*The exercise*.
Below are some records; reproduce every one of them exactly.

============================================================

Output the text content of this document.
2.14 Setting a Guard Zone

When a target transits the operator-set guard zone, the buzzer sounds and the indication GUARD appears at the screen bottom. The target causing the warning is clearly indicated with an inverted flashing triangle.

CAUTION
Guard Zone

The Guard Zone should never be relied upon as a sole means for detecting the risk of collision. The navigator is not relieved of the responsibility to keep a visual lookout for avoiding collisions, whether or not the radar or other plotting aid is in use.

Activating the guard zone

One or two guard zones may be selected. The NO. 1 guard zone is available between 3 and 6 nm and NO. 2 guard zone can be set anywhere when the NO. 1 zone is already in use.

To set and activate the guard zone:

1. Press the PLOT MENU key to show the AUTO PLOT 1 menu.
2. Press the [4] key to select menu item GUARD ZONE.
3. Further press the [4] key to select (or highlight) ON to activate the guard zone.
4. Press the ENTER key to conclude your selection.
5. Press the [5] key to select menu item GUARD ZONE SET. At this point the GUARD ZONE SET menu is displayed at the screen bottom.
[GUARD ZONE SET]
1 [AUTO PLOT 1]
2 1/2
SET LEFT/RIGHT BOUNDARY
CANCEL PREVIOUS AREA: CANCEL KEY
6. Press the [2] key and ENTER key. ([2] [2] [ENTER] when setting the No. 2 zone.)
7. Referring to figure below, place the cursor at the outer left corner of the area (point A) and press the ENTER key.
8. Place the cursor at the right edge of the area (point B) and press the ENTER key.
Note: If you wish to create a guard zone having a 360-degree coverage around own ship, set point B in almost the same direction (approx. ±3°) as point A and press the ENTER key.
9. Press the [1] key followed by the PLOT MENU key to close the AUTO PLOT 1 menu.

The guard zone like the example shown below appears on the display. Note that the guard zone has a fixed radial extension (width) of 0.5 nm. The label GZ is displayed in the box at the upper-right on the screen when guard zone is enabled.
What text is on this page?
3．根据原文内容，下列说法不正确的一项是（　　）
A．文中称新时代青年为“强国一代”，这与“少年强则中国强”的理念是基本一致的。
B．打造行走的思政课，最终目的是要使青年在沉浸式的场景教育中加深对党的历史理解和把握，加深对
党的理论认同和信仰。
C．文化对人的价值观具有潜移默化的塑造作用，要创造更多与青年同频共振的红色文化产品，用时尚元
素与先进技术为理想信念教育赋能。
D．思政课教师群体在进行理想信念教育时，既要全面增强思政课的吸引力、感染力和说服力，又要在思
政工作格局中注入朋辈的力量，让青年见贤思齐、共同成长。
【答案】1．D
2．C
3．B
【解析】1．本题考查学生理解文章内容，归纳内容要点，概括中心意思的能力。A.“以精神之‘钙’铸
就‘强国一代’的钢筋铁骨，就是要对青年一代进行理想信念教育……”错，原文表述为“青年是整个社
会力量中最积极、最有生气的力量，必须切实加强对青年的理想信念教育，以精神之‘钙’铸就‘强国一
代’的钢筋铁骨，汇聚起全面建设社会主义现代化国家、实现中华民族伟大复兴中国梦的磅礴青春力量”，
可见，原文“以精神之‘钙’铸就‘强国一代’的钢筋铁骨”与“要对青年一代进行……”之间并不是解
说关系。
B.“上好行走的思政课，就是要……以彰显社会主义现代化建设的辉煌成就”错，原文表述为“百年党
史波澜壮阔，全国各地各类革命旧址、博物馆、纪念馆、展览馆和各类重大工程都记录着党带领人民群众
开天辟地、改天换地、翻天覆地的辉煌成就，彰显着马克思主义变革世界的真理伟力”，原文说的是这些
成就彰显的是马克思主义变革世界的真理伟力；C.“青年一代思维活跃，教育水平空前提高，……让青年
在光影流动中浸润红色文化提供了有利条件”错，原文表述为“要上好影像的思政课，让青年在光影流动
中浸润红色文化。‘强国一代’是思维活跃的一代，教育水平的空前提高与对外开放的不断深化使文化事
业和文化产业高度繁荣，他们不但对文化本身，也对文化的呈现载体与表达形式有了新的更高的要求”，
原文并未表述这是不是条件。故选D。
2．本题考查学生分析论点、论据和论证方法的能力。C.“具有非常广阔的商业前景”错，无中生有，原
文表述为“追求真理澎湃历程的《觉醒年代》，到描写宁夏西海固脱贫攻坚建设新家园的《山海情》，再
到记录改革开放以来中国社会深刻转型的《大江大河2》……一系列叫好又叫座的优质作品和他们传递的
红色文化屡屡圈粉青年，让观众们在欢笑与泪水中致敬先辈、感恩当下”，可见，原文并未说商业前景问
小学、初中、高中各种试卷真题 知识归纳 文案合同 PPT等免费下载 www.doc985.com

============================================================

*Completed exercise*.
Output the text content of this document.
2.14 Setting a Guard Zone

When a target transits the operator-set guard zone, the buzzer sounds and the indication GUARD appears at the screen bottom. The target causing the warning is clearly indicated with an inverted flashing triangle.

CAUTION
Guard Zone

The Guard Zone should never be relied upon as a sole means for detecting the risk of collision. The navigator is not relieved of the responsibility to keep a visual lookout for avoiding collisions, whether or not the radar or other plotting aid is in use.

Activating the guard zone

One or two guard zones may be selected. The NO. 1 guard zone is available between 3 and 6 nm and NO. 2 guard zone can be set anywhere when the NO. 1 zone is already in use.

To set and activate the guard zone:

1. Press the PLOT MENU key to show the AUTO PLOT 1 menu.
2. Press the [4] key to select menu item GUARD ZONE.
3. Further press the [4] key to select (or highlight) ON to activate the guard zone.
4. Press the ENTER key to conclude your selection.
5. Press the [5] key to select menu item GUARD ZONE SET. At this point the GUARD ZONE SET menu is displayed at the screen bottom.
[GUARD ZONE SET]
1 [AUTO PLOT 1]
2 1/2
SET LEFT/RIGHT BOUNDARY
CANCEL PREVIOUS AREA: CANCEL KEY
6. Press the [2] key and ENTER key. ([2] [2] [ENTER] when setting the No. 2 zone.)
7. Referring to figure below, place the cursor at the outer left corner of the area (point A) and press the ENTER key.
8. Place the cursor at the right edge of the area (point B) and press the ENTER key.
Note: If you wish to create a guard zone having a 360-degree coverage around own ship, set point B in almost the same direction (approx. ±3°) as point A and press the ENTER key.
9. Press the [1] key followed by the PLOT MENU key to close the AUTO PLOT 1 menu.

The guard zone like the example shown below appears on the display. Note that the guard zone has a fixed radial extension (width) of 0.5 nm. The label GZ is displayed in the box at the upper-right on the screen when guard zone is enabled.
What text is on this page?
3．根据原文内容，下列说法不正确的一项是（　　）
A．文中称新时代青年为“强国一代”，这与“少年强则中国强”的理念是基本一致的。
B．打造行走的思政课，最终目的是要使青年在沉浸式的场景教育中加深对党的历史理解和把握，加深对
党的理论认同和信仰。
C．文化对人的价值观具有潜移默化的塑造作用，要创造更多与青年同频共振的红色文化产品，用时尚元
素与先进技术为理想信念教育赋能。
D．思政课教师群体在进行理想信念教育时，既要全面增强思政课的吸引力、感染力和说服力，又要在思
政工作格局中注入朋辈的力量，让青年见贤思齐、共同成长。
【答案】1．D
2．C
3．B
【解析】1．本题考查学生理解文章内容，归纳内容要点，概括中心意思的能力。A.“以精神之‘钙’铸
就‘强国一代’的钢筋铁骨，就是要对青年一代进行理想信念教育……”错，原文表述为“青年是整个社
会力量中最积极、最有生气的力量，必须切实加强对青年的理想信念教育，以精神之‘钙’铸就‘强国一
代’的钢筋铁骨，汇聚起全面建设社会主义现代化国家、实现中华民族伟大复兴中国梦的磅礴青春力量”，
可见，原文“以精神之‘钙’铸就‘强国一代’的钢筋铁骨”与“要对青年一代进行……”之间并不是解
说关系。
B.“上好行走的思政课，就是要……以彰显社会主义现代化建设的辉煌成就”错，原文表述为“百年党
史波澜壮阔，全国各地各类革命旧址、博物馆、纪念馆、展览馆和各类重大工程都记录着党带领人民群众
开天辟地、改天换地、翻天覆地的辉煌成就，彰显着马克思主义变革世界的真理伟力”，原文说的是这些
成就彰显的是马克思主义变革世界的真理伟力；C.“青年一代思维活跃，教育水平空前提高，……让青年
在光影流动中浸润红色文化提供了有利条件”错，原文表述为“要上好影像的思政课，让青年在光影流动
中浸润红色文化。‘强国一代’是思维活跃的一代，教育水平的空前提高与对外开放的不断深化使文化事
业和文化产业高度繁荣，他们不但对文化本身，也对文化的呈现载体与表达形式有了新的更高的要求”，
原文并未表述这是不是条件。故选D。
2．本题考查学生分析论点、论据和论证方法的能力。C.“具有非常广阔的商业前景”错，无中生有，原
文表述为“追求真理澎湃历程的《觉醒年代》，到描写宁夏西海固脱贫攻坚建设新家园的《山海情》，再
到记录改革开放以来中国社会深刻转型的《大江大河2》……一系列叫好又叫座的优质作品和他们传递的
红色文化屡屡圈粉青年，让观众们在欢笑与泪水中致敬先辈、感恩当下”，可见，原文并未说商业前景问
小学、初中、高中各种试卷真题 知识归纳 文案合同 PPT等免费下载 www.doc985.com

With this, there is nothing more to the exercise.